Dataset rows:

╔══

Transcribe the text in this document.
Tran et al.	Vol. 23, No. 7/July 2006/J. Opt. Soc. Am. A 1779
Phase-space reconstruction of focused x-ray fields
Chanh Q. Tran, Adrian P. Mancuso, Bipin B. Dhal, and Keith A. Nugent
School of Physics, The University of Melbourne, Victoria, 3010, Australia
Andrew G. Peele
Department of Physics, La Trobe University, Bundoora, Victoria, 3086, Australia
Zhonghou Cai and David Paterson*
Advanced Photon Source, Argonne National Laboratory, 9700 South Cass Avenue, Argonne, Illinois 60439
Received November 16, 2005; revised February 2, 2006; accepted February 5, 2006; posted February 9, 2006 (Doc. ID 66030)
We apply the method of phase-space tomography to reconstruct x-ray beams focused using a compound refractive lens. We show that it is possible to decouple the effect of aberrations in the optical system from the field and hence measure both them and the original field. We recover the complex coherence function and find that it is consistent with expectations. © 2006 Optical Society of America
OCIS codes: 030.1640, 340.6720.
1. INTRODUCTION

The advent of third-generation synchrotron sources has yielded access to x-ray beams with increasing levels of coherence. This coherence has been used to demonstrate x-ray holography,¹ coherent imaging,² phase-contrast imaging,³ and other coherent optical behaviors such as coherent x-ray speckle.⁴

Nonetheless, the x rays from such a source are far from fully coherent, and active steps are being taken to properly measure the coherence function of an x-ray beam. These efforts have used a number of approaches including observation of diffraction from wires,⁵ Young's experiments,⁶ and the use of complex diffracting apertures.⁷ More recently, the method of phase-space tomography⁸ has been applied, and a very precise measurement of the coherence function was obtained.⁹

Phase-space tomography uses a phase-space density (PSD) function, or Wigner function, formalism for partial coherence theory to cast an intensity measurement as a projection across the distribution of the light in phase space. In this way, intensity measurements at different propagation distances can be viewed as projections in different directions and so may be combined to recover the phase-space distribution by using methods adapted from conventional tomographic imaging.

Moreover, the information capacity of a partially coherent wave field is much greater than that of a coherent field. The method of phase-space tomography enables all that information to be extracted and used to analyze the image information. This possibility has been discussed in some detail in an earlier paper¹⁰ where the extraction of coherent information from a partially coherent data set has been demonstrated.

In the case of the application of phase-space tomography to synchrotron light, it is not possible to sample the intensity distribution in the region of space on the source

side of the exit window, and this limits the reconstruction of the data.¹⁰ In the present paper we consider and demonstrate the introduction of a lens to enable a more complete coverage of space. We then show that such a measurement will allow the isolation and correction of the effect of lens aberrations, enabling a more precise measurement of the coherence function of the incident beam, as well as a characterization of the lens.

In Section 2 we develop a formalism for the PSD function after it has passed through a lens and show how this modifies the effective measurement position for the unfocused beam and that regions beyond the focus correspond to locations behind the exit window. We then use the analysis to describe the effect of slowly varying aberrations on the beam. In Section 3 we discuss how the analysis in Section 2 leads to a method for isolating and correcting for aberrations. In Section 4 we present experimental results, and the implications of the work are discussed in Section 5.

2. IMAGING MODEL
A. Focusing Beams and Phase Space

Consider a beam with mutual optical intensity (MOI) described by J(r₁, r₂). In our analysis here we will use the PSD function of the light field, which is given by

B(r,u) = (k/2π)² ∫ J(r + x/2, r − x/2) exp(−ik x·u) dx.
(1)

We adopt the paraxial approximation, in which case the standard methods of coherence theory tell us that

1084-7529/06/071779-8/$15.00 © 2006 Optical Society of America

╚══

### TASK DETAILS
From the entries, copy out each line containing the word "with".

### RESPONSE TO THIS EXERCISE
We apply the method of phase-space tomography to reconstruct x-ray beams focused using a compound refractive lens. We show that it is possible to decouple the effect of aberrations in the optical system from the field and hence measure both them and the original field. We recover the complex coherence function and find that it is consistent with expectations. © 2006 Optical Society of America
The advent of third-generation synchrotron sources has yielded access to x-ray beams with increasing levels of coherence. This coherence has been used to demonstrate x-ray holography,¹ coherent imaging,² phase-contrast imaging,³ and other coherent optical behaviors such as coherent x-ray speckle.⁴
Consider a beam with mutual optical intensity (MOI) described by J(r₁, r₂). In our analysis here we will use the PSD function of the light field, which is given by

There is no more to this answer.